Return every line of the rows below that contains the string "works", matching its case exactly.

# # #

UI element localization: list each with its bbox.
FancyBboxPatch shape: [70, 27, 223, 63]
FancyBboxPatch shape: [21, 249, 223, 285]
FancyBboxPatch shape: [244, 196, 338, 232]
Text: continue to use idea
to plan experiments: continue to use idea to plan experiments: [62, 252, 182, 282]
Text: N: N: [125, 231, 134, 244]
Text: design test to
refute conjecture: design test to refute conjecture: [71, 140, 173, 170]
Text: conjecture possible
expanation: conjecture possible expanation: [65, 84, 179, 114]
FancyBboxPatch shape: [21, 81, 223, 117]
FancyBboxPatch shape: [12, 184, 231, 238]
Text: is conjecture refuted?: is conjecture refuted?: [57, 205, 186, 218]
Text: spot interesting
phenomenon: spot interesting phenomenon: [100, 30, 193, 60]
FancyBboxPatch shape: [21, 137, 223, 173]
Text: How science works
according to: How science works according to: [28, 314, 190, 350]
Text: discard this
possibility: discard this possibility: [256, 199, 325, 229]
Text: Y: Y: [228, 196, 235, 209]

# # #

▸ Answer:
Text: How science works
according to: How science works according to: [28, 314, 190, 350]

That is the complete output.